**Input records:**
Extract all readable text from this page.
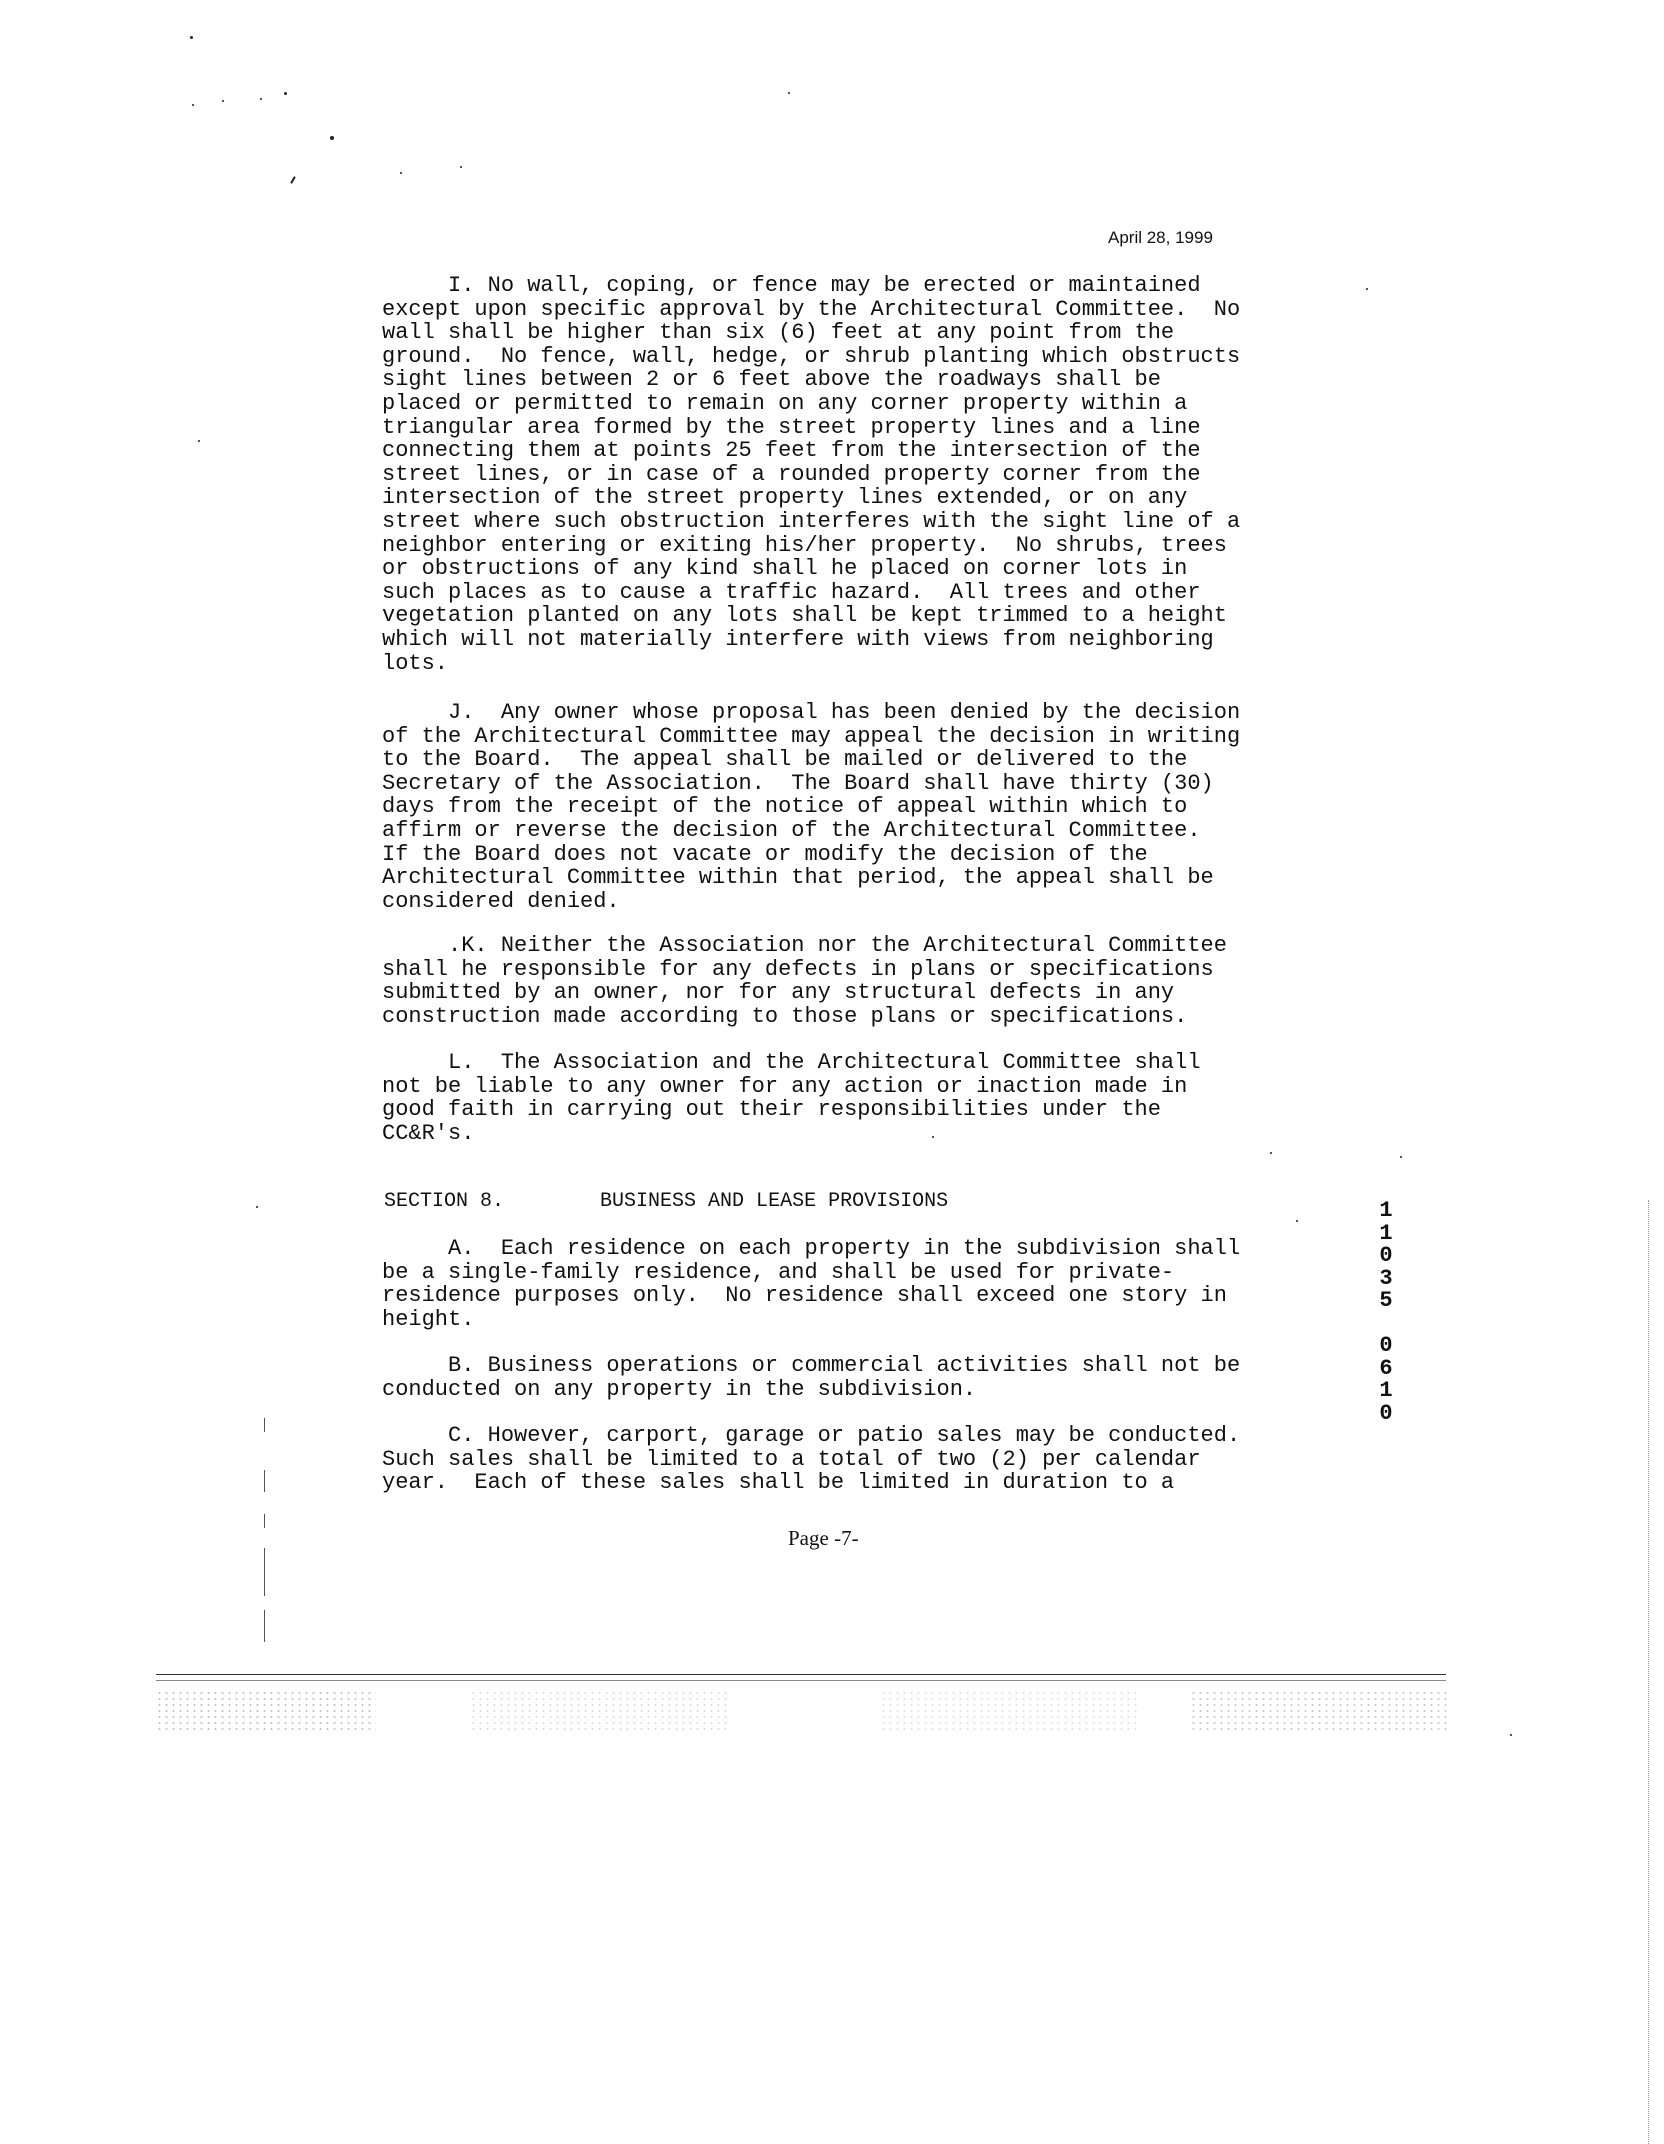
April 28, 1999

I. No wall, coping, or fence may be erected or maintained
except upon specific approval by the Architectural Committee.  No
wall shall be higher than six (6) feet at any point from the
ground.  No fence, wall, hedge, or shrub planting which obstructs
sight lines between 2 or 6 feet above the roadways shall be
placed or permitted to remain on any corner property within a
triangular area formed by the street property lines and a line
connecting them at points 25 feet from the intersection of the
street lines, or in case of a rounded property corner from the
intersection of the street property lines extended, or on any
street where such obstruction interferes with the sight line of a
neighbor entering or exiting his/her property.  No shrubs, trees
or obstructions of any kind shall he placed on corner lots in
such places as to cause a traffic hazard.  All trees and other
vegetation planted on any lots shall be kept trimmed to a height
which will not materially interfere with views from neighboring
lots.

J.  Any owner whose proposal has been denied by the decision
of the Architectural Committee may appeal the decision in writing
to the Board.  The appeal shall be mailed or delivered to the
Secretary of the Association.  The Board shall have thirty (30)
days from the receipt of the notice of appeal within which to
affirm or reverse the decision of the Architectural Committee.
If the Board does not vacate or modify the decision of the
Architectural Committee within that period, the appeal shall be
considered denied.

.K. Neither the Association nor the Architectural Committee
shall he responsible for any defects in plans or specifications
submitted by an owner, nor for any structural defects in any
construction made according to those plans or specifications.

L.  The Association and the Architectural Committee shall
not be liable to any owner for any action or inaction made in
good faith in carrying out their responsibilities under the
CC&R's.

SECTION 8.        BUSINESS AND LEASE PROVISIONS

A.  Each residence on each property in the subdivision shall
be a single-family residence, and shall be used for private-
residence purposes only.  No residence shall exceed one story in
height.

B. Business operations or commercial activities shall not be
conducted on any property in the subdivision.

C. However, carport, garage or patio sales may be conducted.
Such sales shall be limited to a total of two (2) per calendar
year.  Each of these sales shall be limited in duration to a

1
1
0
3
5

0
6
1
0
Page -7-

**Work to complete:**
Pull out each line of the records holding the string "which".

**Reply to the task:**
ground.  No fence, wall, hedge, or shrub planting which obstructs
which will not materially interfere with views from neighboring
days from the receipt of the notice of appeal within which to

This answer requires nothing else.